Find the word "Spännet" in the listing; pull out each line holding it.

Source records
-- -- --

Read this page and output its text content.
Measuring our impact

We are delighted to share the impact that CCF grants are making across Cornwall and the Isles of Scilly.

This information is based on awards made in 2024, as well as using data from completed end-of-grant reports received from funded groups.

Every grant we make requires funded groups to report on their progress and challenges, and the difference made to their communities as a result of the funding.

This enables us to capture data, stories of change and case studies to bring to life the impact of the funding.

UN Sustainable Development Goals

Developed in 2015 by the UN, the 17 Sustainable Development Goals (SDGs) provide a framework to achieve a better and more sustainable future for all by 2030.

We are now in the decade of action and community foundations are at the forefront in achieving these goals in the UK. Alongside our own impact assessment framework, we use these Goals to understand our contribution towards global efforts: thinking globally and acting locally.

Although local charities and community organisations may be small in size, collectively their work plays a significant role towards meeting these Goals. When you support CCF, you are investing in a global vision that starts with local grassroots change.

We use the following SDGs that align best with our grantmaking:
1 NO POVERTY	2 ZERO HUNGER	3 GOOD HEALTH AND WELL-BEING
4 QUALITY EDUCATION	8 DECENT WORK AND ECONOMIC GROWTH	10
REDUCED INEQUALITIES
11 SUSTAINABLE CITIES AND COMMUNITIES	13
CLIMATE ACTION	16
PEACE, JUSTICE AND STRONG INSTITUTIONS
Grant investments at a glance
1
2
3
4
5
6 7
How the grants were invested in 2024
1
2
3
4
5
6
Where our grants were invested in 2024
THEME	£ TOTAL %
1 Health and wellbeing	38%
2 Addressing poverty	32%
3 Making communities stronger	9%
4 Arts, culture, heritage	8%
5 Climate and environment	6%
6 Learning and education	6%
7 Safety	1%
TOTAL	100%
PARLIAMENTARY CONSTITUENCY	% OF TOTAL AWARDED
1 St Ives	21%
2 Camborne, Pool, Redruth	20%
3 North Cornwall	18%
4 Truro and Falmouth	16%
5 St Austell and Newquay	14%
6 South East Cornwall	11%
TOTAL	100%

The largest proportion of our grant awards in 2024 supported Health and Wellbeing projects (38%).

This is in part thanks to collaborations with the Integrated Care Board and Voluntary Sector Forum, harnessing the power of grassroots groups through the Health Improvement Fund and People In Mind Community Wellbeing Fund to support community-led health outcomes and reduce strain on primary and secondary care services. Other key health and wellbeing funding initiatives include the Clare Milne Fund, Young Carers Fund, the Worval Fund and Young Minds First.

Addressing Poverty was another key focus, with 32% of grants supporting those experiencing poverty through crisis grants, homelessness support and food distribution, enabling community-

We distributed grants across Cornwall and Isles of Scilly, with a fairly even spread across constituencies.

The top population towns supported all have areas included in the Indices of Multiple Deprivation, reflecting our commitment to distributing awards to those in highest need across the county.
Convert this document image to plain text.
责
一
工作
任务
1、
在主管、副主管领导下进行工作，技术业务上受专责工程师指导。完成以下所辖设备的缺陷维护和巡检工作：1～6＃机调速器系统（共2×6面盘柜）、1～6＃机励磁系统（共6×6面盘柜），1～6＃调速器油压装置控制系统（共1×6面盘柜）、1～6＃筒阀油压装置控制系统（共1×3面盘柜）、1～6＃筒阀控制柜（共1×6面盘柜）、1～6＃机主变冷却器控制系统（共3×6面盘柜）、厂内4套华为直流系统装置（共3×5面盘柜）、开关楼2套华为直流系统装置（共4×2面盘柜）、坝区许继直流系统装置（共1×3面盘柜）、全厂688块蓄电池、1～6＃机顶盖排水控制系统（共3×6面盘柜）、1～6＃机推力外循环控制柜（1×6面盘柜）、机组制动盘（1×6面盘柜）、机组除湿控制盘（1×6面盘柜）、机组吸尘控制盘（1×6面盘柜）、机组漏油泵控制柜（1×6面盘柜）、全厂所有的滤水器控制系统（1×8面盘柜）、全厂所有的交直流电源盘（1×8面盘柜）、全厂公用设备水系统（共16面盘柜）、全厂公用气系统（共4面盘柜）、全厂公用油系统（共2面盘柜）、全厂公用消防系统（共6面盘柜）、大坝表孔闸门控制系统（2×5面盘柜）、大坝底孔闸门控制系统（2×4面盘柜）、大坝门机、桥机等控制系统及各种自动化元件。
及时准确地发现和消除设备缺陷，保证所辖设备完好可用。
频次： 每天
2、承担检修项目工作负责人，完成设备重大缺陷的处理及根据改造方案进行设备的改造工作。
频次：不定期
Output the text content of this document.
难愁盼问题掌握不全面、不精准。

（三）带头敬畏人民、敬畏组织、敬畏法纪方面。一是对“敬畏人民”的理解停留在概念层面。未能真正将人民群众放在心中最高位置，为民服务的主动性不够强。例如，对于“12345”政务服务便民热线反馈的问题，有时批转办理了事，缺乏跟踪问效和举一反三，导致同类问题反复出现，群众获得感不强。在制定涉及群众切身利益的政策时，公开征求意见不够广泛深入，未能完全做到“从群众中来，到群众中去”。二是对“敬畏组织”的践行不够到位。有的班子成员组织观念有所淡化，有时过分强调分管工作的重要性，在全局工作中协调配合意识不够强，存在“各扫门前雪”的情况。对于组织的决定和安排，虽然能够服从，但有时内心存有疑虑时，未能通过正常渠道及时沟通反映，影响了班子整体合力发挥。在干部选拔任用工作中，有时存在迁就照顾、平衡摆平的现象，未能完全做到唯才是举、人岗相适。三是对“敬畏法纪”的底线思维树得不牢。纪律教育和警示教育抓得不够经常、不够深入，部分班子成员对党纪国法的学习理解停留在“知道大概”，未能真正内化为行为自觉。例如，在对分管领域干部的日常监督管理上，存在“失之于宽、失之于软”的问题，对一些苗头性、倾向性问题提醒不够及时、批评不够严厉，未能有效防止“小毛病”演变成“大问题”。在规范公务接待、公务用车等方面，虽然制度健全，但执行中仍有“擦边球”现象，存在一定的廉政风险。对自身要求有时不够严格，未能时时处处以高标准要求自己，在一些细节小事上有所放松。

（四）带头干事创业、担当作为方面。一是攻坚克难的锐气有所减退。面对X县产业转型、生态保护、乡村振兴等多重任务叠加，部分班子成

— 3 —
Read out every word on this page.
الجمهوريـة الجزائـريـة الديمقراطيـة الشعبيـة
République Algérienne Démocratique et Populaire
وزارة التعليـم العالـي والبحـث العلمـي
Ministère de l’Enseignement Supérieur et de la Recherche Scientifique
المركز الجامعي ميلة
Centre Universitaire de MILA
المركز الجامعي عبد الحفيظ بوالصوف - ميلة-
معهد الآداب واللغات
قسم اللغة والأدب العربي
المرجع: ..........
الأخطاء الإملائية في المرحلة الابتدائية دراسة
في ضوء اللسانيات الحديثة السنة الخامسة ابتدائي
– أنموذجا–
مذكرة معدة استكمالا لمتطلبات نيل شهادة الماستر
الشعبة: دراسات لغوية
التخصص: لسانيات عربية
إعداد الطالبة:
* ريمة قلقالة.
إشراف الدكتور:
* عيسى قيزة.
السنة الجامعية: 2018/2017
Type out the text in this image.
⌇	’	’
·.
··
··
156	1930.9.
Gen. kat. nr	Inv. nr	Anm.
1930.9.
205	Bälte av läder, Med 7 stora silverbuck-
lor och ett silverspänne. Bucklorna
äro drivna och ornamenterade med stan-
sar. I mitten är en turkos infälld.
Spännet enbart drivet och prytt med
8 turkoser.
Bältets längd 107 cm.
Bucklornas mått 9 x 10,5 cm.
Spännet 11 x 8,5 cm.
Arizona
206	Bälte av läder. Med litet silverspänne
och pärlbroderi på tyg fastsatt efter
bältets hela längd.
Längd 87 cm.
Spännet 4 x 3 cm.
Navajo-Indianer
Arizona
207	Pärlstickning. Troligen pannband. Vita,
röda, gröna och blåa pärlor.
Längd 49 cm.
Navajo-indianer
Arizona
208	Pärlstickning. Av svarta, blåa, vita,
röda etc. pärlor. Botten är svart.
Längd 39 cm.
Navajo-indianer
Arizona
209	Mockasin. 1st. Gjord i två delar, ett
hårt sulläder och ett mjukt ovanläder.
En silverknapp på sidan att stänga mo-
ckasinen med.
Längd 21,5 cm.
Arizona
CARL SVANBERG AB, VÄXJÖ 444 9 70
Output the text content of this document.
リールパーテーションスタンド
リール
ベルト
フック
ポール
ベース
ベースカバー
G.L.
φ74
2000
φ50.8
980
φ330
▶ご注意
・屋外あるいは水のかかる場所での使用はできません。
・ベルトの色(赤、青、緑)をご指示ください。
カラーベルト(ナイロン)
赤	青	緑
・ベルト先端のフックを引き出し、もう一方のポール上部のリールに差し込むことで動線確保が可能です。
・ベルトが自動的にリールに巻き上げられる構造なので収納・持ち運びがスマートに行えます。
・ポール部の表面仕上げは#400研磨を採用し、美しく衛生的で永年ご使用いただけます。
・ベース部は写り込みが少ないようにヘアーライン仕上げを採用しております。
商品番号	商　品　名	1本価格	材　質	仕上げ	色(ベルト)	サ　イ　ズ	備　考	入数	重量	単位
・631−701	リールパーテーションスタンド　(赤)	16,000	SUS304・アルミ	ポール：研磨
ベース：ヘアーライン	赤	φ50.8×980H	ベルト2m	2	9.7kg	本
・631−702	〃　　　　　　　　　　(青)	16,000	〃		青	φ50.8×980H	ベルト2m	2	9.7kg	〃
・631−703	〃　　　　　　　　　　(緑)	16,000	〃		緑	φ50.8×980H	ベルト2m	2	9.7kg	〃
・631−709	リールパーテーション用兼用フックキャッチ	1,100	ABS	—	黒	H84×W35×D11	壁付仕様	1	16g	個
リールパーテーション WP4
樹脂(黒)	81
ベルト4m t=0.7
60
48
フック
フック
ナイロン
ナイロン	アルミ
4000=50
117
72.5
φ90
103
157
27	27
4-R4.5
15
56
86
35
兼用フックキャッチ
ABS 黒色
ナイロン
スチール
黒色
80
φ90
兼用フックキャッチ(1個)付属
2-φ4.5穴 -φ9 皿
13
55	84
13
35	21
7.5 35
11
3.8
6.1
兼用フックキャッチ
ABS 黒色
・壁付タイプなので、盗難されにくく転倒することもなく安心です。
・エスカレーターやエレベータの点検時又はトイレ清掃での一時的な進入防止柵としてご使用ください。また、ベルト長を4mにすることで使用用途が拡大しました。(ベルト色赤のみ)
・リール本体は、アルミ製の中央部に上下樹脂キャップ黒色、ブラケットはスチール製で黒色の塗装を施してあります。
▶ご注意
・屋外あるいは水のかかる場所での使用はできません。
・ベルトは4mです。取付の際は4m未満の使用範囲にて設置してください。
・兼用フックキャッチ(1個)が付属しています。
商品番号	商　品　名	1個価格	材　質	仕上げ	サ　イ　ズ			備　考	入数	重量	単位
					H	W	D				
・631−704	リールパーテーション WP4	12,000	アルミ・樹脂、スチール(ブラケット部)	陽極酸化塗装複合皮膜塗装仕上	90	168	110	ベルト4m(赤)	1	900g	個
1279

-- -- --

- Full answer
Spännet enbart drivet och prytt med
Spännet 11 x 8,5 cm.
Spännet 4 x 3 cm.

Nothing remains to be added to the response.